Problem statement: All lines in which the word "standard" occurs are to be extracted.

Rows:
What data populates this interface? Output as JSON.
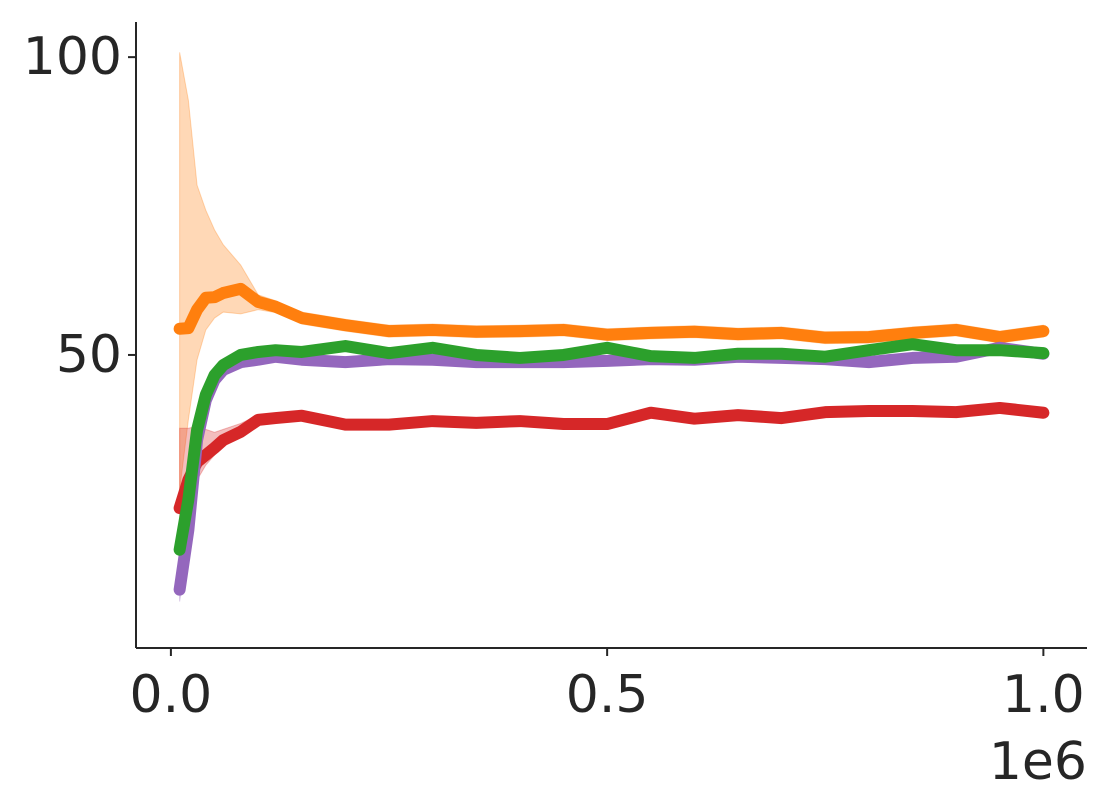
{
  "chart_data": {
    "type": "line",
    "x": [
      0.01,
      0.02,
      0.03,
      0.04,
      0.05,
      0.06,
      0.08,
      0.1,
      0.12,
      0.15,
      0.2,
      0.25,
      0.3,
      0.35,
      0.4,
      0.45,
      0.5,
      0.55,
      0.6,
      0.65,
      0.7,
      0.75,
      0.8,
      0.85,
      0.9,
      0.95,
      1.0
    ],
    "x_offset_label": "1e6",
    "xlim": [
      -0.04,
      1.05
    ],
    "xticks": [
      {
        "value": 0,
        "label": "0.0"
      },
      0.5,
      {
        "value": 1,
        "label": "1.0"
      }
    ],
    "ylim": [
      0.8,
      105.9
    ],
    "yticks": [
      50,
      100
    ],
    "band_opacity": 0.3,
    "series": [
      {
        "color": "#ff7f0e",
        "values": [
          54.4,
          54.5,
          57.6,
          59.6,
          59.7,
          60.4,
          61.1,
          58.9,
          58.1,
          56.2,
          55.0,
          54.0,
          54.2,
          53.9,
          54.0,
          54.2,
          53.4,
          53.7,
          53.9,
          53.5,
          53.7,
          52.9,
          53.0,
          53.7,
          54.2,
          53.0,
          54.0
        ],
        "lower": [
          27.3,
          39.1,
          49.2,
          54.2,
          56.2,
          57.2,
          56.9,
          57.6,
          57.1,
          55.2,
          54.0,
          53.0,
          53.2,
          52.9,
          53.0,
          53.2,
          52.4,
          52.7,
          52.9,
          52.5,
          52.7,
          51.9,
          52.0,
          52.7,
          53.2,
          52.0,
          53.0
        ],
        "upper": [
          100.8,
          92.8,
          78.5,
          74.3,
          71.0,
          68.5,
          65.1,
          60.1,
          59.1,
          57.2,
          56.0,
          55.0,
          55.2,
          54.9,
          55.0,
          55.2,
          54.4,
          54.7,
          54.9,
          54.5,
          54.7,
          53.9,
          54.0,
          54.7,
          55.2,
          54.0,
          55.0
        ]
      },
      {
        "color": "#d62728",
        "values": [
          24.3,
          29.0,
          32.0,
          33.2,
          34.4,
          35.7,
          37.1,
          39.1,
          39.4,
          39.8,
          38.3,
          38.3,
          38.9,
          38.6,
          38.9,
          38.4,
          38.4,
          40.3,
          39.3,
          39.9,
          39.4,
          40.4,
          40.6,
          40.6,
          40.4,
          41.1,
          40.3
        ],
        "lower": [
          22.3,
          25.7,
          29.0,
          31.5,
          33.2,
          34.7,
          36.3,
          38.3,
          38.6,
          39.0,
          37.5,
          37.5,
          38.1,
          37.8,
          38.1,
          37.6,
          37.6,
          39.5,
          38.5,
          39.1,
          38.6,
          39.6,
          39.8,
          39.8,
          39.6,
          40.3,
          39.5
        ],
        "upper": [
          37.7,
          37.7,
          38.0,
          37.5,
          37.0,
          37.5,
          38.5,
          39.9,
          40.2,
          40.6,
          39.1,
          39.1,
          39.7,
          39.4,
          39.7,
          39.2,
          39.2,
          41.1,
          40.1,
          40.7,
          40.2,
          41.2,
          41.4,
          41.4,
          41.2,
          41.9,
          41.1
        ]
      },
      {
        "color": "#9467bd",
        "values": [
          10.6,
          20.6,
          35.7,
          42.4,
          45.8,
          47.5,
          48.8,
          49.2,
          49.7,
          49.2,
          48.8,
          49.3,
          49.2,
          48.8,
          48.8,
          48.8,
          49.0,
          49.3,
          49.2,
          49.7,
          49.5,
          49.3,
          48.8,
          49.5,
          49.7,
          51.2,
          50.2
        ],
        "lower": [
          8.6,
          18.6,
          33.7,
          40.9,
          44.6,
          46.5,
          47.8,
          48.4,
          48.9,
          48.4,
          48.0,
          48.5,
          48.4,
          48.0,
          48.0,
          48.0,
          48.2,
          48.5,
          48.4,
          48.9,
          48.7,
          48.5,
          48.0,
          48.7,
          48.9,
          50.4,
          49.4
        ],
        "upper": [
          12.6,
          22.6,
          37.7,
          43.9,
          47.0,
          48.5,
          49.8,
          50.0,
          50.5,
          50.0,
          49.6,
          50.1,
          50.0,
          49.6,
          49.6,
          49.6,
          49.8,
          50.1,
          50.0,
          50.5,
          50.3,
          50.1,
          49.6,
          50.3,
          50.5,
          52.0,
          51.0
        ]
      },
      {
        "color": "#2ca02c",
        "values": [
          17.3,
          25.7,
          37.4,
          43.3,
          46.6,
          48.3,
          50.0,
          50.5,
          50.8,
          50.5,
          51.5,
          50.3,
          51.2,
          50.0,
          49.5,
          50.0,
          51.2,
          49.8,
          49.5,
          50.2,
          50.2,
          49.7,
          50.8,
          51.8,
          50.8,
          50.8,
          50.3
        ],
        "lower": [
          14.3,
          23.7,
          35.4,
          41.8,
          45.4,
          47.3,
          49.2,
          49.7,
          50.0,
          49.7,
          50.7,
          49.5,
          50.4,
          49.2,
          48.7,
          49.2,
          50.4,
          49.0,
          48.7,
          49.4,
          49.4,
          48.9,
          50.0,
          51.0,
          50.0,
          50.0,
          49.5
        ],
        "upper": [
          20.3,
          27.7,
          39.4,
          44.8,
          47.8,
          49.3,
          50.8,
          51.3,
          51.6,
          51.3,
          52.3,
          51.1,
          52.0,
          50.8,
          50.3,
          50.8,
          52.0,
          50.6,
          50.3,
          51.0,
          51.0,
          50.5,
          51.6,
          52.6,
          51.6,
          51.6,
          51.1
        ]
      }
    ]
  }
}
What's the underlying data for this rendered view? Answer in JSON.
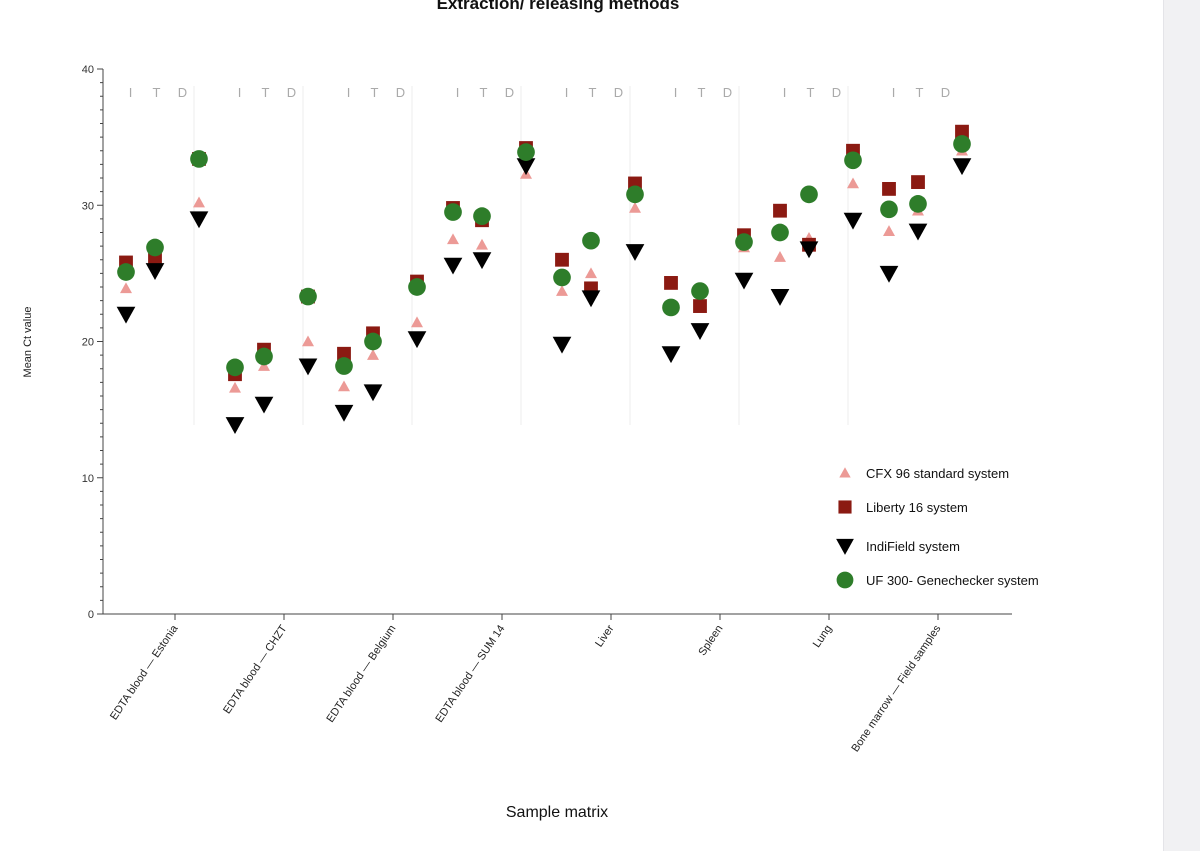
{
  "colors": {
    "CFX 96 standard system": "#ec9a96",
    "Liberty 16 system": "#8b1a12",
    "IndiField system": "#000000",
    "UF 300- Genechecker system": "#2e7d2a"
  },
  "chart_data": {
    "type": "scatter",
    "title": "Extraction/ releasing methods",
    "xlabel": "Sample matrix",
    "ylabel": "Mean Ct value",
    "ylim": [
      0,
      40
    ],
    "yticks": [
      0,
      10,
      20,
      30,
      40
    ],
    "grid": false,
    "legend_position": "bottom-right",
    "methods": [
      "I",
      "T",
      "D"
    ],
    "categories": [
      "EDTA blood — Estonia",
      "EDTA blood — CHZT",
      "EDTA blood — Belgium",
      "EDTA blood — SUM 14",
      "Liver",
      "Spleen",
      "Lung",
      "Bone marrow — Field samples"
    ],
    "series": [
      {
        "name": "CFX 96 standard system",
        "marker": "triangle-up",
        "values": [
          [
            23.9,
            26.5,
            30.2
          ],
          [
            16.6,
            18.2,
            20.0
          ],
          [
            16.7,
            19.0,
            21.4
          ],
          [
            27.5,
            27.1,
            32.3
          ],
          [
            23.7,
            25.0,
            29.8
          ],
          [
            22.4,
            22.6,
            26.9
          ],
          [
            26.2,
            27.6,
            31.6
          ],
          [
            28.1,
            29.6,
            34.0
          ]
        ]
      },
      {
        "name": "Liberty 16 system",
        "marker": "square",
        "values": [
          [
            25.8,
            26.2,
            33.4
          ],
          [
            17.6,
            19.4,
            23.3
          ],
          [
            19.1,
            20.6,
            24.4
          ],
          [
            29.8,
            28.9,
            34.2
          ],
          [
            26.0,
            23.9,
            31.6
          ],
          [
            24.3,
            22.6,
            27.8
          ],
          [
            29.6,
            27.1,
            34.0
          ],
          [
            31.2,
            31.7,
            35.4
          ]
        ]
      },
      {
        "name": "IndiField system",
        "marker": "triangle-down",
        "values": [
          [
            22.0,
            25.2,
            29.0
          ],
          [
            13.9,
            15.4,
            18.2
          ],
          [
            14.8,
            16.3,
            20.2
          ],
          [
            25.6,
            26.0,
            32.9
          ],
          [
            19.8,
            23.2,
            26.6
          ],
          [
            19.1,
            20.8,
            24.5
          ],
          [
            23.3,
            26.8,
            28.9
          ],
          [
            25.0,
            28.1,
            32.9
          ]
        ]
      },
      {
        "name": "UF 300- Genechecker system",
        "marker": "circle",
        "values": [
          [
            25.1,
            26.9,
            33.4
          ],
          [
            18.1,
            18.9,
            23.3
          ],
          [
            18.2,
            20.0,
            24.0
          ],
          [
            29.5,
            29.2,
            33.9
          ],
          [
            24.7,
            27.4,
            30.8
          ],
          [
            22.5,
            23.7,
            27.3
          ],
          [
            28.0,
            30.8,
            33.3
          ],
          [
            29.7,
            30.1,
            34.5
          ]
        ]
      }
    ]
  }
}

Task solution:
    "CFX 96 standard system": "#ec9a96",
        "name": "CFX 96 standard system",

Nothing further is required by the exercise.